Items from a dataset
--------------------------------------------------
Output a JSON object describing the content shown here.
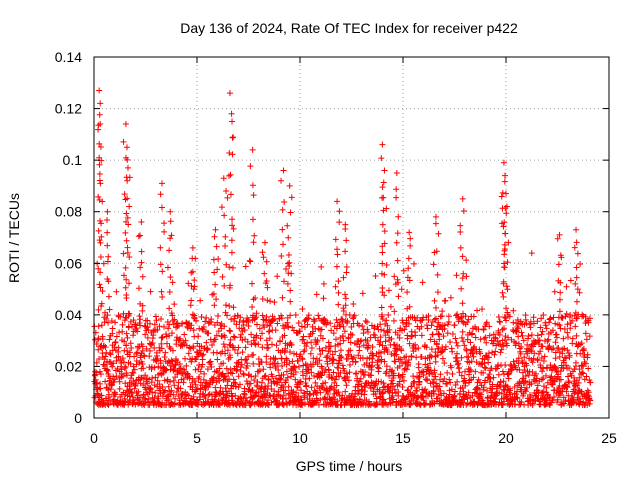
{
  "chart_data": {
    "type": "scatter",
    "title": "Day 136 of 2024, Rate Of TEC Index for receiver p422",
    "xlabel": "GPS time / hours",
    "ylabel": "ROTI / TECUs",
    "xlim": [
      0,
      25
    ],
    "ylim": [
      0,
      0.14
    ],
    "xticks": [
      0,
      5,
      10,
      15,
      20,
      25
    ],
    "xtick_labels": [
      "0",
      "5",
      "10",
      "15",
      "20",
      "25"
    ],
    "yticks": [
      0,
      0.02,
      0.04,
      0.06,
      0.08,
      0.1,
      0.12,
      0.14
    ],
    "ytick_labels": [
      "0",
      "0.02",
      "0.04",
      "0.06",
      "0.08",
      "0.1",
      "0.12",
      "0.14"
    ],
    "grid": true,
    "marker": "+",
    "series": [
      {
        "name": "ROTI p422",
        "color": "#ff0000",
        "x_range": [
          0,
          24.1
        ],
        "typical_band": [
          0.005,
          0.04
        ],
        "peaks": [
          {
            "x": 0.25,
            "y": 0.127
          },
          {
            "x": 0.3,
            "y": 0.122
          },
          {
            "x": 0.3,
            "y": 0.114
          },
          {
            "x": 0.65,
            "y": 0.08
          },
          {
            "x": 1.55,
            "y": 0.114
          },
          {
            "x": 1.6,
            "y": 0.105
          },
          {
            "x": 1.65,
            "y": 0.097
          },
          {
            "x": 2.3,
            "y": 0.076
          },
          {
            "x": 3.3,
            "y": 0.091
          },
          {
            "x": 3.7,
            "y": 0.08
          },
          {
            "x": 4.8,
            "y": 0.066
          },
          {
            "x": 5.9,
            "y": 0.073
          },
          {
            "x": 6.3,
            "y": 0.093
          },
          {
            "x": 6.6,
            "y": 0.126
          },
          {
            "x": 6.7,
            "y": 0.115
          },
          {
            "x": 7.7,
            "y": 0.104
          },
          {
            "x": 8.3,
            "y": 0.068
          },
          {
            "x": 9.2,
            "y": 0.096
          },
          {
            "x": 9.5,
            "y": 0.09
          },
          {
            "x": 11.8,
            "y": 0.084
          },
          {
            "x": 12.2,
            "y": 0.075
          },
          {
            "x": 14.0,
            "y": 0.106
          },
          {
            "x": 14.1,
            "y": 0.096
          },
          {
            "x": 14.7,
            "y": 0.095
          },
          {
            "x": 15.3,
            "y": 0.072
          },
          {
            "x": 16.6,
            "y": 0.078
          },
          {
            "x": 17.9,
            "y": 0.085
          },
          {
            "x": 19.9,
            "y": 0.099
          },
          {
            "x": 19.95,
            "y": 0.094
          },
          {
            "x": 20.0,
            "y": 0.087
          },
          {
            "x": 22.6,
            "y": 0.071
          },
          {
            "x": 23.4,
            "y": 0.073
          }
        ]
      }
    ]
  }
}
--------------------------------------------------
PROBLEM DETAILS ▸
All preceding records should be duplicated verbatim, images excepted.

RESULT OF THE EXERCISE ▸
Output a JSON object describing the content shown here.
{
  "chart_data": {
    "type": "scatter",
    "title": "Day 136 of 2024, Rate Of TEC Index for receiver p422",
    "xlabel": "GPS time / hours",
    "ylabel": "ROTI / TECUs",
    "xlim": [
      0,
      25
    ],
    "ylim": [
      0,
      0.14
    ],
    "xticks": [
      0,
      5,
      10,
      15,
      20,
      25
    ],
    "xtick_labels": [
      "0",
      "5",
      "10",
      "15",
      "20",
      "25"
    ],
    "yticks": [
      0,
      0.02,
      0.04,
      0.06,
      0.08,
      0.1,
      0.12,
      0.14
    ],
    "ytick_labels": [
      "0",
      "0.02",
      "0.04",
      "0.06",
      "0.08",
      "0.1",
      "0.12",
      "0.14"
    ],
    "grid": true,
    "marker": "+",
    "series": [
      {
        "name": "ROTI p422",
        "color": "#ff0000",
        "x_range": [
          0,
          24.1
        ],
        "typical_band": [
          0.005,
          0.04
        ],
        "peaks": [
          {
            "x": 0.25,
            "y": 0.127
          },
          {
            "x": 0.3,
            "y": 0.122
          },
          {
            "x": 0.3,
            "y": 0.114
          },
          {
            "x": 0.65,
            "y": 0.08
          },
          {
            "x": 1.55,
            "y": 0.114
          },
          {
            "x": 1.6,
            "y": 0.105
          },
          {
            "x": 1.65,
            "y": 0.097
          },
          {
            "x": 2.3,
            "y": 0.076
          },
          {
            "x": 3.3,
            "y": 0.091
          },
          {
            "x": 3.7,
            "y": 0.08
          },
          {
            "x": 4.8,
            "y": 0.066
          },
          {
            "x": 5.9,
            "y": 0.073
          },
          {
            "x": 6.3,
            "y": 0.093
          },
          {
            "x": 6.6,
            "y": 0.126
          },
          {
            "x": 6.7,
            "y": 0.115
          },
          {
            "x": 7.7,
            "y": 0.104
          },
          {
            "x": 8.3,
            "y": 0.068
          },
          {
            "x": 9.2,
            "y": 0.096
          },
          {
            "x": 9.5,
            "y": 0.09
          },
          {
            "x": 11.8,
            "y": 0.084
          },
          {
            "x": 12.2,
            "y": 0.075
          },
          {
            "x": 14.0,
            "y": 0.106
          },
          {
            "x": 14.1,
            "y": 0.096
          },
          {
            "x": 14.7,
            "y": 0.095
          },
          {
            "x": 15.3,
            "y": 0.072
          },
          {
            "x": 16.6,
            "y": 0.078
          },
          {
            "x": 17.9,
            "y": 0.085
          },
          {
            "x": 19.9,
            "y": 0.099
          },
          {
            "x": 19.95,
            "y": 0.094
          },
          {
            "x": 20.0,
            "y": 0.087
          },
          {
            "x": 22.6,
            "y": 0.071
          },
          {
            "x": 23.4,
            "y": 0.073
          }
        ]
      }
    ]
  }
}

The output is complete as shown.